--- BEGIN Material for the task ---

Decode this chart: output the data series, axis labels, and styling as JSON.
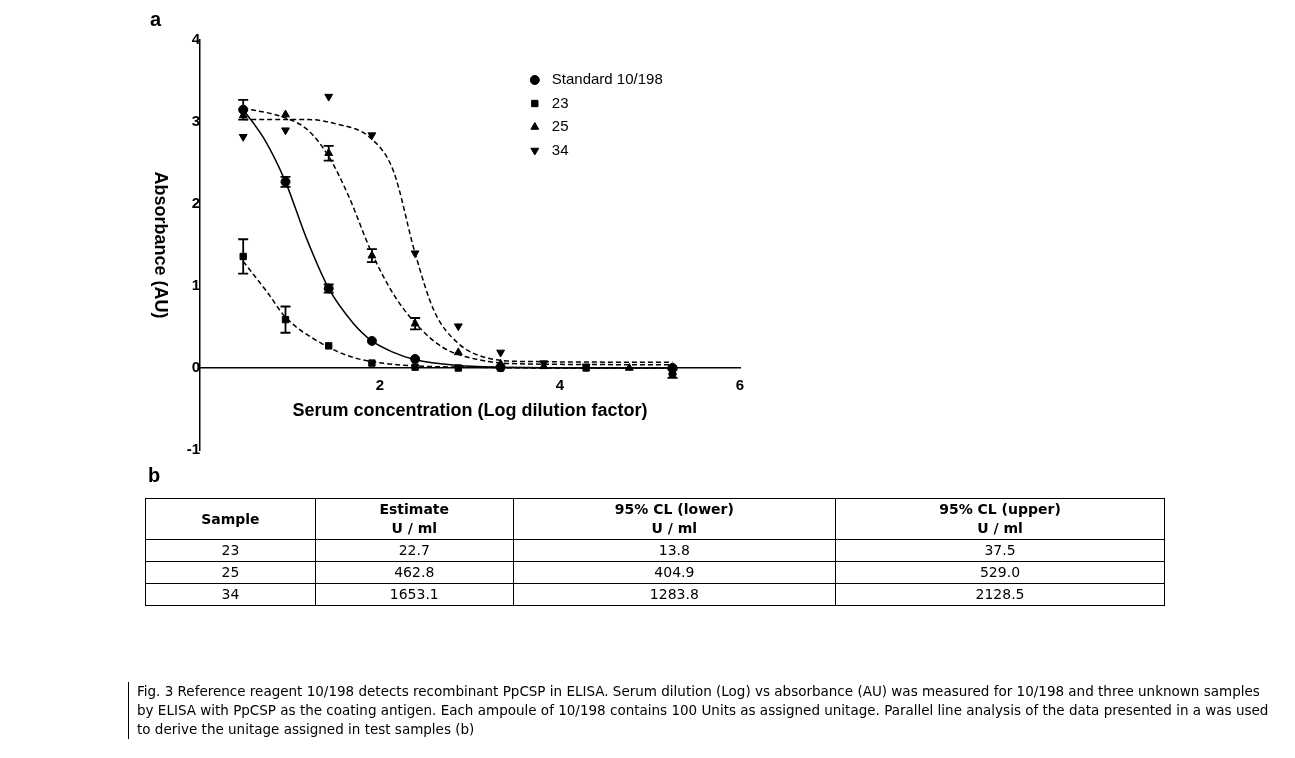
{
  "chart_data": [
    {
      "type": "scatter",
      "title": "a",
      "xlabel": "Serum concentration (Log dilution factor)",
      "ylabel": "Absorbance (AU)",
      "xlim": [
        0,
        6
      ],
      "xticks": [
        {
          "value": 0,
          "label": null
        },
        2,
        4,
        6
      ],
      "ylim": [
        -1,
        4
      ],
      "yticks": [
        -1,
        0,
        1,
        2,
        3,
        4
      ],
      "grid": false,
      "legend": "top right",
      "series": [
        {
          "name": "Standard 10/198",
          "color": "#000000",
          "marker": "circle",
          "x": [
            0.48,
            0.95,
            1.43,
            1.91,
            2.39,
            2.87,
            3.34,
            3.82,
            4.29,
            4.77,
            5.25
          ],
          "values": [
            3.15,
            2.27,
            0.97,
            0.33,
            0.11,
            null,
            0.01,
            null,
            null,
            null,
            0
          ],
          "errors": [
            0.12,
            0.06,
            0.05,
            null,
            null,
            null,
            null,
            null,
            null,
            null,
            null
          ]
        },
        {
          "name": "23",
          "color": "#000000",
          "marker": "square",
          "x": [
            0.48,
            0.95,
            1.43,
            1.91,
            2.39,
            2.87,
            3.34,
            3.82,
            4.29,
            4.77,
            5.25
          ],
          "values": [
            1.36,
            0.59,
            0.27,
            0.06,
            0.01,
            0,
            0,
            null,
            0,
            null,
            -0.07
          ],
          "errors": [
            0.21,
            0.16,
            null,
            null,
            null,
            null,
            null,
            null,
            null,
            null,
            0.05
          ]
        },
        {
          "name": "25",
          "color": "#000000",
          "marker": "triangle",
          "x": [
            0.48,
            0.95,
            1.43,
            1.91,
            2.39,
            2.87,
            3.34,
            3.82,
            4.29,
            4.77,
            5.25
          ],
          "values": [
            3.08,
            3.09,
            2.62,
            1.37,
            0.54,
            0.19,
            0.05,
            0.02,
            null,
            0,
            -0.05
          ],
          "errors": [
            null,
            null,
            0.09,
            0.08,
            0.07,
            null,
            null,
            null,
            null,
            null,
            null
          ]
        },
        {
          "name": "34",
          "color": "#000000",
          "marker": "triangle-down",
          "x": [
            0.48,
            0.95,
            1.43,
            1.91,
            2.39,
            2.87,
            3.34,
            3.82,
            4.29,
            4.77,
            5.25
          ],
          "values": [
            2.82,
            2.9,
            3.31,
            2.84,
            1.4,
            0.51,
            0.19,
            0.06,
            0.02,
            null,
            0
          ]
        },
        {
          "type": "line",
          "color": "#000000",
          "line_style": "solid",
          "marker": "none",
          "x": [
            0.48,
            0.71,
            0.95,
            1.18,
            1.43,
            1.7,
            1.91,
            2.15,
            2.39,
            2.87,
            3.34,
            4.29,
            5.25
          ],
          "values": [
            3.15,
            2.8,
            2.27,
            1.59,
            0.97,
            0.55,
            0.33,
            0.19,
            0.1,
            0.03,
            0.01,
            0,
            0
          ]
        },
        {
          "type": "line",
          "color": "#000000",
          "line_style": "dashed",
          "marker": "none",
          "x": [
            0.48,
            0.75,
            0.95,
            1.35,
            1.7,
            2.1,
            2.5,
            3.0,
            4.0,
            5.25
          ],
          "values": [
            1.3,
            0.92,
            0.62,
            0.3,
            0.13,
            0.05,
            0.02,
            0.01,
            0,
            0
          ]
        },
        {
          "type": "line",
          "color": "#000000",
          "line_style": "dashed",
          "marker": "none",
          "x": [
            0.48,
            0.95,
            1.2,
            1.43,
            1.65,
            1.91,
            2.15,
            2.39,
            2.7,
            3.1,
            3.6,
            5.25
          ],
          "values": [
            3.17,
            3.05,
            2.9,
            2.58,
            2.1,
            1.4,
            0.9,
            0.55,
            0.25,
            0.1,
            0.05,
            0.04
          ]
        },
        {
          "type": "line",
          "color": "#000000",
          "line_style": "dashed",
          "marker": "none",
          "x": [
            0.48,
            1.2,
            1.5,
            1.9,
            2.15,
            2.39,
            2.6,
            2.87,
            3.2,
            3.6,
            5.25
          ],
          "values": [
            3.03,
            3.03,
            2.98,
            2.8,
            2.4,
            1.4,
            0.7,
            0.3,
            0.12,
            0.08,
            0.07
          ]
        }
      ]
    },
    {
      "type": "other",
      "title": "b",
      "xlabel": "Sample",
      "categories": [
        "23",
        "25",
        "34"
      ],
      "data_labels": true,
      "series": [
        {
          "name": "Estimate\nU / ml",
          "values": [
            22.7,
            462.8,
            1653.1
          ]
        },
        {
          "name": "95% CL (lower)\nU / ml",
          "values": [
            13.8,
            404.9,
            1283.8
          ]
        },
        {
          "name": "95% CL (upper)\nU / ml",
          "values": [
            37.5,
            529.0,
            2128.5
          ],
          "value_labels": [
            "37.5",
            "529.0",
            "2128.5"
          ]
        }
      ],
      "annotations": [
        "Fig. 3  Reference reagent 10/198 detects recombinant PpCSP in ELISA. Serum dilution (Log) vs absorbance (AU) was measured for 10/198 and three unknown samples by ELISA with PpCSP as the coating antigen. Each ampoule of 10/198 contains 100 Units as assigned unitage. Parallel line analysis of the data presented in a was used to derive the unitage assigned in test samples (b)"
      ]
    }
  ]
}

--- END Material for the task ---

*Work required*
In the entries above, find every line with the word "triangle" and list it.

*Task solution*
          "marker": "triangle",
          "marker": "triangle-down",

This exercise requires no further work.